### ITEMS
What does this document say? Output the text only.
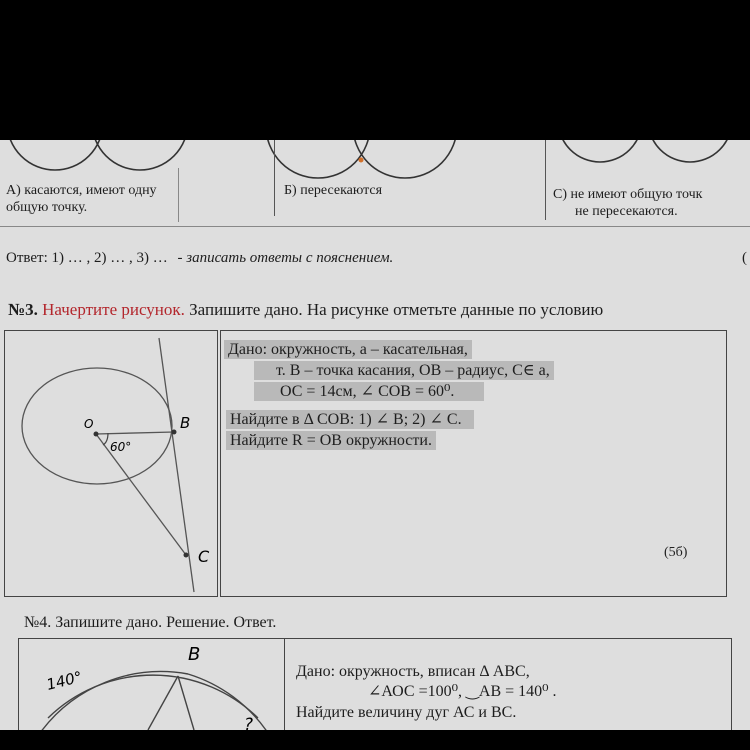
А) касаются, имеют одну
общую точку.
Б) пересекаются	С) не имеют общую точк
не пересекаются.
Ответ: 1) … , 2) … , 3) … - записать ответы с пояснением.	(
№3. Начертите рисунок. Запишите дано. На рисунке отметьте данные по условию
O	B
C
60°
Дано: окружность, a – касательная,
т. В – точка касания, ОВ – радиус, С∈ a,
ОС = 14см, ∠ СОВ = 60⁰.
Найдите в Δ СОВ: 1) ∠ В; 2) ∠ С.
Найдите R = ОВ окружности.
(5б)
№4. Запишите дано. Решение. Ответ.
140°
B
?
Дано: окружность, вписан Δ АВС,
∠АОС =100⁰, ‿АВ = 140⁰ .
Найдите величину дуг АС и ВС.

### WHAT IS EXPECTED
Word for word, quote the full listing, omitting every picture.

### REPLY TO THE EXERCISE
What does this document say? Output the text only.
А) касаются, имеют одну
общую точку.
Б) пересекаются	С) не имеют общую точк
не пересекаются.
Ответ: 1) … , 2) … , 3) … - записать ответы с пояснением.	(
№3. Начертите рисунок. Запишите дано. На рисунке отметьте данные по условию
O	B
C
60°
Дано: окружность, a – касательная,
т. В – точка касания, ОВ – радиус, С∈ a,
ОС = 14см, ∠ СОВ = 60⁰.
Найдите в Δ СОВ: 1) ∠ В; 2) ∠ С.
Найдите R = ОВ окружности.
(5б)
№4. Запишите дано. Решение. Ответ.
140°
B
?
Дано: окружность, вписан Δ АВС,
∠АОС =100⁰, ‿АВ = 140⁰ .
Найдите величину дуг АС и ВС.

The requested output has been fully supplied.